Directions: Copy each line of the material below that includes the string "отрицательного".

===== Recorded data

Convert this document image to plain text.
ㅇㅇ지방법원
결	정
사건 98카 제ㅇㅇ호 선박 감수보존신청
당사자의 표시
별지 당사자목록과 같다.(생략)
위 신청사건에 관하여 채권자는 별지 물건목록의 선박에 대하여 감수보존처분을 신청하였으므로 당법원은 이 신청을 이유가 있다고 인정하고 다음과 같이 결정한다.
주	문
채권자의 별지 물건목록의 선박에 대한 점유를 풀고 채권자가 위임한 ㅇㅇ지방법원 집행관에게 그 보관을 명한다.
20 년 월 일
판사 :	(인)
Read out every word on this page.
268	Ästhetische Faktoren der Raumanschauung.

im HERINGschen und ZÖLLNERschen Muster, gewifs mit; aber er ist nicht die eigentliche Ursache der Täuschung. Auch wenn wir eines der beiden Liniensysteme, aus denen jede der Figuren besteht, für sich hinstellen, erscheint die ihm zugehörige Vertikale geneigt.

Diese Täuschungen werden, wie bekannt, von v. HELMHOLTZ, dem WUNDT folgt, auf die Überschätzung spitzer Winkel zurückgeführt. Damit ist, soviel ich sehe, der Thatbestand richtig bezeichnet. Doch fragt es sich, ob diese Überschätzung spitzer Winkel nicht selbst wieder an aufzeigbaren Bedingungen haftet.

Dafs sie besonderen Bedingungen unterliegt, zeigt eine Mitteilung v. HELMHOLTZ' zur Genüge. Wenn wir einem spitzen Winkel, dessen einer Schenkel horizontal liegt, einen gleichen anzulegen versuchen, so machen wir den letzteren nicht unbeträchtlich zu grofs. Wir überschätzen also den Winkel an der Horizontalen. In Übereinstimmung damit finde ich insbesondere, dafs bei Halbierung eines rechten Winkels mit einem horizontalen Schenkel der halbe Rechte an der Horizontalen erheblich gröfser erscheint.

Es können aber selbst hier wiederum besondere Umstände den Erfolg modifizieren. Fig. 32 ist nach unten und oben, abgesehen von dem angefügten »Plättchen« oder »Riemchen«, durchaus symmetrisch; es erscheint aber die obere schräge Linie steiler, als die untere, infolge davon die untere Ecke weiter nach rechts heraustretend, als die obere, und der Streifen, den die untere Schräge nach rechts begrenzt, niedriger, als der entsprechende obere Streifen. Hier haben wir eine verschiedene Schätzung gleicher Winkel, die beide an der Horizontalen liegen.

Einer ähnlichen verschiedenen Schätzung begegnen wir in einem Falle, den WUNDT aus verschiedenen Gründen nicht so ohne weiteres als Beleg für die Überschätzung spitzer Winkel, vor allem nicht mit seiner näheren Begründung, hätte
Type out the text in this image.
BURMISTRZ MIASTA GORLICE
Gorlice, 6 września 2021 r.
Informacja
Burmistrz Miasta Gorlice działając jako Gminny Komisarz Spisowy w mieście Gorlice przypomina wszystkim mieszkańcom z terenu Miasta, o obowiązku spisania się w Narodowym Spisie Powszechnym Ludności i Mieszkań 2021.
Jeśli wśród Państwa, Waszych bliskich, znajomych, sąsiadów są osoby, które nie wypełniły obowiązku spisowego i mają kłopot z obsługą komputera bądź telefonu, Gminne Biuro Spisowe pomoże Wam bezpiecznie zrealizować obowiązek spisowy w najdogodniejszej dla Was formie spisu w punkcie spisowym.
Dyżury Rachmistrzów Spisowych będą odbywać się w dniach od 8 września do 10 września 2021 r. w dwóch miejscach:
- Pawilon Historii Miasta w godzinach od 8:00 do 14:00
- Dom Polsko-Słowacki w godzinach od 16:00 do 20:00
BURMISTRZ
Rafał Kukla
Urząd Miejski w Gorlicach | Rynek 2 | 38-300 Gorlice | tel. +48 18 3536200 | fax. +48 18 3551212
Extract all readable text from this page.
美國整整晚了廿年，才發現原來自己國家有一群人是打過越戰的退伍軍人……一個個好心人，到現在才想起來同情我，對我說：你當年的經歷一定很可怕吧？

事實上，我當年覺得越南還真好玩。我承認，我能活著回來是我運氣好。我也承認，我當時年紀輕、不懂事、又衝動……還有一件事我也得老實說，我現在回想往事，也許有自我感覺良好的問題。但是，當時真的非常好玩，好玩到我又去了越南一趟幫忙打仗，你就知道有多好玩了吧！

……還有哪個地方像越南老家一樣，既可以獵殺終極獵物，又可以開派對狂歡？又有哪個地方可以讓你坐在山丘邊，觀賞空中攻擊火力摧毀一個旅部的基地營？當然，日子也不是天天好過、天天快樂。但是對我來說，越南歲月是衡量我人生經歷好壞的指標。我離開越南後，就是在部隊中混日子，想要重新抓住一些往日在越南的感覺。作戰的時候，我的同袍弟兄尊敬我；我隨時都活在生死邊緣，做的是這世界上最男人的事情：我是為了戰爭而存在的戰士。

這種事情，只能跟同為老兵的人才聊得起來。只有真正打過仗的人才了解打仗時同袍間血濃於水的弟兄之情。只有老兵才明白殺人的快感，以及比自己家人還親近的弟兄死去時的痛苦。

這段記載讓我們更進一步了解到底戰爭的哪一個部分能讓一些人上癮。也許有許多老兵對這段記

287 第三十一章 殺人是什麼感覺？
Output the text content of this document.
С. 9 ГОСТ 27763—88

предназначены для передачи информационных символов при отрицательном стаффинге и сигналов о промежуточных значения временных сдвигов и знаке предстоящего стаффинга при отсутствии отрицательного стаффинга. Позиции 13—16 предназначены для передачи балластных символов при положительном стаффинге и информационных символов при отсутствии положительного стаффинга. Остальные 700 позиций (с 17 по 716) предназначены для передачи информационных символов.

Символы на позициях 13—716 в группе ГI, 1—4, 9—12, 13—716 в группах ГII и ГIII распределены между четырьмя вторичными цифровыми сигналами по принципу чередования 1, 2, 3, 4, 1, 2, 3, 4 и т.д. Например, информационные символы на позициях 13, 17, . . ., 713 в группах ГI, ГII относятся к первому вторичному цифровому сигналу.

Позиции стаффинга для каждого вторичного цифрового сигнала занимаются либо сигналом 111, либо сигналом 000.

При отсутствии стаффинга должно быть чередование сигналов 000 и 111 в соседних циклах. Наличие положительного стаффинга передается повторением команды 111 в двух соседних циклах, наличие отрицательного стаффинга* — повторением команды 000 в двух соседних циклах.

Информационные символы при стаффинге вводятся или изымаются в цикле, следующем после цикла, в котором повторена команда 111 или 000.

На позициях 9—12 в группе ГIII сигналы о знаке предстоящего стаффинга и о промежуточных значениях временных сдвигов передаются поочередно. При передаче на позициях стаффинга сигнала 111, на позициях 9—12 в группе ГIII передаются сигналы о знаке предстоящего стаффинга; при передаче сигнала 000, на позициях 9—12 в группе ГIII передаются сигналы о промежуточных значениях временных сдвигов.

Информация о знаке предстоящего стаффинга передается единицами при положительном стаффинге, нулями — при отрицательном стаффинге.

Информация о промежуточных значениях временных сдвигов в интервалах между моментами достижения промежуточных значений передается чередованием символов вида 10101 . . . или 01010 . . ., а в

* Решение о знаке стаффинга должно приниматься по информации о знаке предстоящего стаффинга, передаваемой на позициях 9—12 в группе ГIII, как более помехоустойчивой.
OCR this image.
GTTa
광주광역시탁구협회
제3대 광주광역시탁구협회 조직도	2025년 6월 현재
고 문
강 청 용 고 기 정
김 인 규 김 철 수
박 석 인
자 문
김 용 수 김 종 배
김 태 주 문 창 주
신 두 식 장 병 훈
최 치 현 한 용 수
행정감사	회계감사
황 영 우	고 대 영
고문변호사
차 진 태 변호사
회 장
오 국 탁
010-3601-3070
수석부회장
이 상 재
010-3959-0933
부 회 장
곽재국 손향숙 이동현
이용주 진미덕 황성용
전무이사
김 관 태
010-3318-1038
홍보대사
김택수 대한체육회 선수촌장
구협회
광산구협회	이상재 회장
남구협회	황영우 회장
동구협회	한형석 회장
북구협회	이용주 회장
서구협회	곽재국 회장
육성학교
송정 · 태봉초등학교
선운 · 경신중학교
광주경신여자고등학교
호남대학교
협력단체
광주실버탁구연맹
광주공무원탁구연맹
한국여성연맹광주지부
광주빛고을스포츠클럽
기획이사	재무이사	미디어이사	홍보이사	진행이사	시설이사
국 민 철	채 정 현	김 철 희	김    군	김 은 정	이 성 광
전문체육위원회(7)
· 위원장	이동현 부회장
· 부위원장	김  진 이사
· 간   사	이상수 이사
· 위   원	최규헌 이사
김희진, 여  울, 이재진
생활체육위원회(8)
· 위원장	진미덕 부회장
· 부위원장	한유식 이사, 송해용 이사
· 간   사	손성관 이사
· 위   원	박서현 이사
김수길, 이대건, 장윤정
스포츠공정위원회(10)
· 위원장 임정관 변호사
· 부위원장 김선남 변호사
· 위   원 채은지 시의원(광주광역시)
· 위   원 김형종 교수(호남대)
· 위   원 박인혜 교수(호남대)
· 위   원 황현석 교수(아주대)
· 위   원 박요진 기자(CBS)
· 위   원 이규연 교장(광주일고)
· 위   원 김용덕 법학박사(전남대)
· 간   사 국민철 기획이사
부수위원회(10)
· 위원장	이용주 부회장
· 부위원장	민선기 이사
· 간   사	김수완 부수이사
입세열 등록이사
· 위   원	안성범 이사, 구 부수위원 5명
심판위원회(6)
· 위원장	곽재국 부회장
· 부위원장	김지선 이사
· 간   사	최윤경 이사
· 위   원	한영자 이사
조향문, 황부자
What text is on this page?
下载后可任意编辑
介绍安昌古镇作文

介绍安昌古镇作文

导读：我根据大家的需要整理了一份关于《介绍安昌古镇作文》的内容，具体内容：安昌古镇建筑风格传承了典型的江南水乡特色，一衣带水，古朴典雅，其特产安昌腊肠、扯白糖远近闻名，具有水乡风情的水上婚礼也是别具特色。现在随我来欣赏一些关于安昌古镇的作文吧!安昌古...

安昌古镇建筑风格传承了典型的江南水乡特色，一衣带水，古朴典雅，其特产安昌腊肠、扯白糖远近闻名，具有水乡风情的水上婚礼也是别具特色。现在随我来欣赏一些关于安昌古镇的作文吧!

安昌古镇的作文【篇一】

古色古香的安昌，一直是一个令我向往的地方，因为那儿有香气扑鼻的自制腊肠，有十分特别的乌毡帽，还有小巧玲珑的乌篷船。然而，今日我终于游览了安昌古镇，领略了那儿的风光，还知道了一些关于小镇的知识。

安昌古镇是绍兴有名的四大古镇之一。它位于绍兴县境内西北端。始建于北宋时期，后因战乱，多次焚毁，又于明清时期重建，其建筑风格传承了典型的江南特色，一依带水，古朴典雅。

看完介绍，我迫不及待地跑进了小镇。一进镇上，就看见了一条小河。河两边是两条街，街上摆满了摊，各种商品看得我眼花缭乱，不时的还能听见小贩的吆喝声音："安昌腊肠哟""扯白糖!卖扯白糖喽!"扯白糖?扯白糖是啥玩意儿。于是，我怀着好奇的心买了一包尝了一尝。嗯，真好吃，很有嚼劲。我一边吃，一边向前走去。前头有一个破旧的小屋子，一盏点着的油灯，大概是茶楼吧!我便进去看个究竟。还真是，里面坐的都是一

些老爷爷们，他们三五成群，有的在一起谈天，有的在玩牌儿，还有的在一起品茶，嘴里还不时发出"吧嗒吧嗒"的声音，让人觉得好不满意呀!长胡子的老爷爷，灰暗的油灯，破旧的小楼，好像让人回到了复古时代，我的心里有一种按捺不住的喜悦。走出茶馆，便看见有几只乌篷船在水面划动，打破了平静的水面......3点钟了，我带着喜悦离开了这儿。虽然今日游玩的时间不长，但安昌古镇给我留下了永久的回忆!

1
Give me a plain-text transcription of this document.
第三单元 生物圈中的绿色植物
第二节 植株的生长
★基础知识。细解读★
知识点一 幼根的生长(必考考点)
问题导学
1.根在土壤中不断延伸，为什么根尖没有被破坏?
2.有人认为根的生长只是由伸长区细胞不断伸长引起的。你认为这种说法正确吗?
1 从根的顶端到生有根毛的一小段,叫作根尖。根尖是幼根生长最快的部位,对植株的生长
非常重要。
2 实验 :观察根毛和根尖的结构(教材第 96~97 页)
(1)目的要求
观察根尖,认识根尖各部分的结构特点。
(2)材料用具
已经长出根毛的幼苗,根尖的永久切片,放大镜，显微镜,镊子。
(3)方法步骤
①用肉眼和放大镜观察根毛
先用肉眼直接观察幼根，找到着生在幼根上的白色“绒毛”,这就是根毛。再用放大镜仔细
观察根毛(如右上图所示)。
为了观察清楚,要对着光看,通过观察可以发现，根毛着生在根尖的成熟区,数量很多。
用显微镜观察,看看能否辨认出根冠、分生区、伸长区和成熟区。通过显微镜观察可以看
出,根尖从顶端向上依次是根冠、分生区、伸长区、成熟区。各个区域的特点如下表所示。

==========

Task response:
предназначены для передачи информационных символов при отрицательном стаффинге и сигналов о промежуточных значения временных сдвигов и знаке предстоящего стаффинга при отсутствии отрицательного стаффинга. Позиции 13—16 предназначены для передачи балластных символов при положительном стаффинге и информационных символов при отсутствии положительного стаффинга. Остальные 700 позиций (с 17 по 716) предназначены для передачи информационных символов.
При отсутствии стаффинга должно быть чередование сигналов 000 и 111 в соседних циклах. Наличие положительного стаффинга передается повторением команды 111 в двух соседних циклах, наличие отрицательного стаффинга* — повторением команды 000 в двух соседних циклах.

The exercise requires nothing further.